Tally the lines with the word "Datum" and report the number alone.

[Collected data entries]

+ + +

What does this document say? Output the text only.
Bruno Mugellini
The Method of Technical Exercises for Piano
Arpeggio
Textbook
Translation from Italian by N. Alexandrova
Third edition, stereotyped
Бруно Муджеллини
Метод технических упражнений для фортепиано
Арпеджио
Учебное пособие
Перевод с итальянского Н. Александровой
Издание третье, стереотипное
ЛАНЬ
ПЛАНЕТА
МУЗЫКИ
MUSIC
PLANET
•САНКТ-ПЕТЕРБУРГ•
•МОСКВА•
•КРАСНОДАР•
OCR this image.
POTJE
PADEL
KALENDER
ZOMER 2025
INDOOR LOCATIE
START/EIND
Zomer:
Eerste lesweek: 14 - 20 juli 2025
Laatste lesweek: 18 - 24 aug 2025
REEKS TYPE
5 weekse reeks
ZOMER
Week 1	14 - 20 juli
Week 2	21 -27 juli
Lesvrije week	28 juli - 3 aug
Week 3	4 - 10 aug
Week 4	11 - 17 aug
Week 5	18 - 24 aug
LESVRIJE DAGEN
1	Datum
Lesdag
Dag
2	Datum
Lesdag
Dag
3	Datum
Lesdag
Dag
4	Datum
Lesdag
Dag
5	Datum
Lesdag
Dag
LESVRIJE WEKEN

+ + +

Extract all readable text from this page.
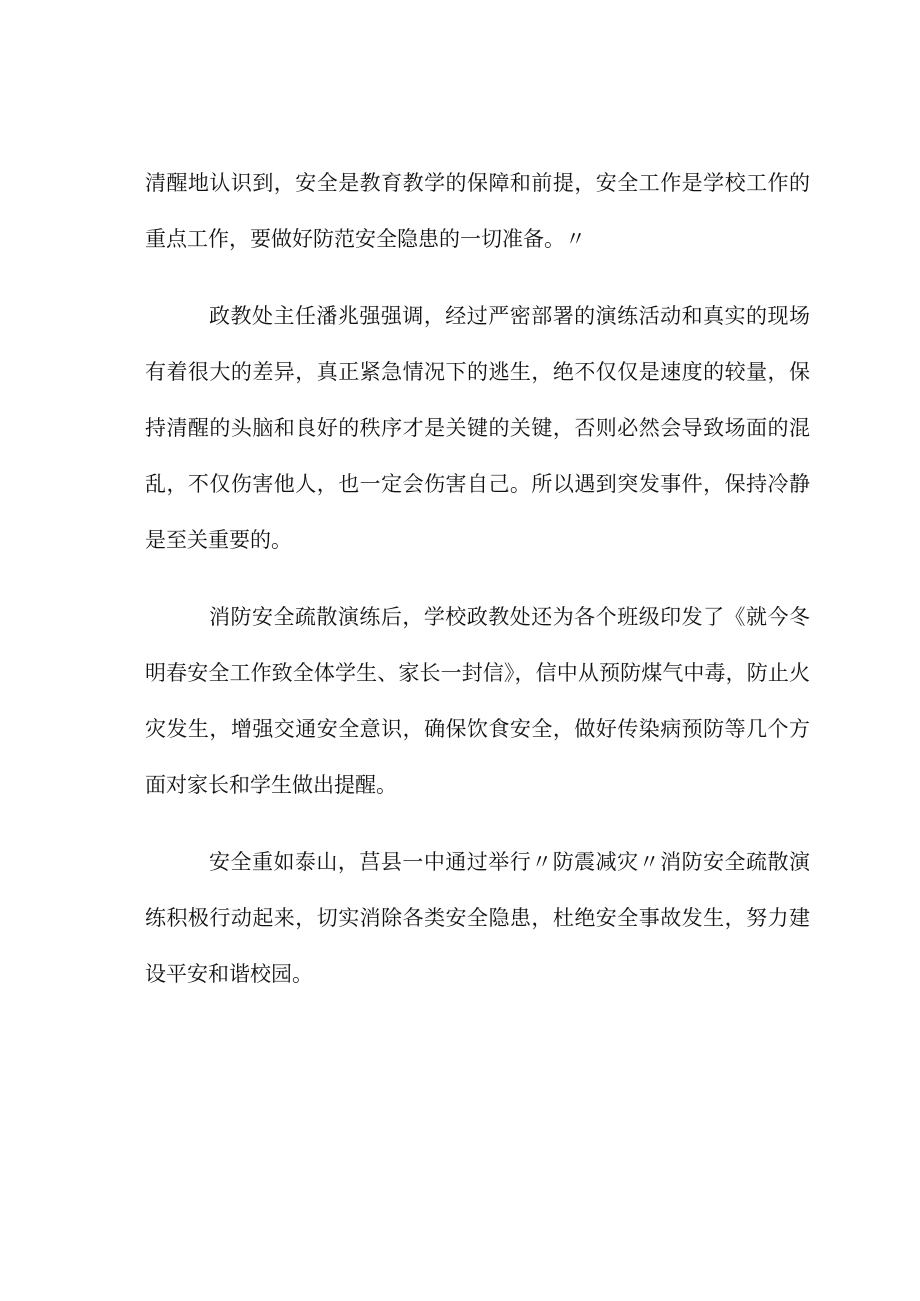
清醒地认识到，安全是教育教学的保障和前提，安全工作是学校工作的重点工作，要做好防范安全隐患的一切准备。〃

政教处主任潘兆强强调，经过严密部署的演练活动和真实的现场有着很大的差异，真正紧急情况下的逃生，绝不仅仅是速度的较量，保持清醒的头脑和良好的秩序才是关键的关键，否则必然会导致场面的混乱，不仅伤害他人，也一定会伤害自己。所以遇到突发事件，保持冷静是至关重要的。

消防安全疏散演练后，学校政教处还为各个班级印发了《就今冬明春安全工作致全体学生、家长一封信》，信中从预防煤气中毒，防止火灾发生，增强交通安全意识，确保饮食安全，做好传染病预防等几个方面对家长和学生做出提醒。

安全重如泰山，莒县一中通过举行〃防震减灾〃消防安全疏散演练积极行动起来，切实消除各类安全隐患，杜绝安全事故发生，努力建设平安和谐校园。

+ + +

* EXERCISE SOLUTION
5